## JOB
Reproduce word for word the passage of the peg-leg die text below, starting with "The second hub" and going on through "abraded as needed.".

------ EXTRACTED TEXT

IDDD position on Peg-legs by Thomas Kalantzis.
IDDD position on Peg legs and why? Early on the mint had realized a problem with San Francisco Working dies, a critical flaw in design, early on the mint was dealing with dies braking up so fast a fix was needed, till a fix was realized a repair was needed, the Working hubs were abraded and then used in the hubbing process to make Working dies, notice all the 1971 high relief proofs and at least one low relief San Francisco die where abraded, the first experimental fix application to create peg legs for 1971 S dies, all show the left side (Bottom left serif) of the R removed and the right side changing from die to die, that is possible because each first fix Working hub was abraded separately from left to right, the Working dies are abraded as needed and is one reason they do not look alike, another is the Working die itself gets abraded and more changes occur to the Working die depending on the amount of abrasion the die receives, abrading was done to both Working hub and the Working die.. Take a look at the pictures of the peg legs below, any peg leg that has no leg serif is due to heavy die abrasion, the peg leg itself is hub and die abrasion event.
The second hub fix used on, to date, one die for Philadelphia and Denver in 1971 and 1972, this time tooled on both sides of the foot of the R in liberty, both serif tips are cut off making the leg look straight or square, then the process of hubbing the new die begins, the new working die is then abraded as needed.

------------
------ ENTRIES PROVIDED

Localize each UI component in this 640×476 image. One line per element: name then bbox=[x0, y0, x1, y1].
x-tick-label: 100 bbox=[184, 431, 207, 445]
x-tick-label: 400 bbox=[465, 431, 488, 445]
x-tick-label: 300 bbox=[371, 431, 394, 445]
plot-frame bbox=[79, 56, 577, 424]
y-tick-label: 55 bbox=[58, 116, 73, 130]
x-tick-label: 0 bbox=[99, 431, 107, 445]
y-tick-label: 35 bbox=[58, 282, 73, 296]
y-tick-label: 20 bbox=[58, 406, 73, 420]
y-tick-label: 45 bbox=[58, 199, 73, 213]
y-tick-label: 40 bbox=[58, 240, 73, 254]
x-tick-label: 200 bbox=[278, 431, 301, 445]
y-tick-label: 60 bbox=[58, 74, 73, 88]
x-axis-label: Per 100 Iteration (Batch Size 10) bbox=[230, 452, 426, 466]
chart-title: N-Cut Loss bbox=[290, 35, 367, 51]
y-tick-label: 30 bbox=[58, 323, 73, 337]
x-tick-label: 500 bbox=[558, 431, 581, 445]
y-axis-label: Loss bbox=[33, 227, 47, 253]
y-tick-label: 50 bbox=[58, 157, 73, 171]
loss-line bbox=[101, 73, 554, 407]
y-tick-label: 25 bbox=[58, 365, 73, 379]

------------

## ANSWER TO THE TASK
The second hub fix used on, to date, one die for Philadelphia and Denver in 1971 and 1972, this time tooled on both sides of the foot of the R in liberty, both serif tips are cut off making the leg look straight or square, then the process of hubbing the new die begins, the new working die is then abraded as needed.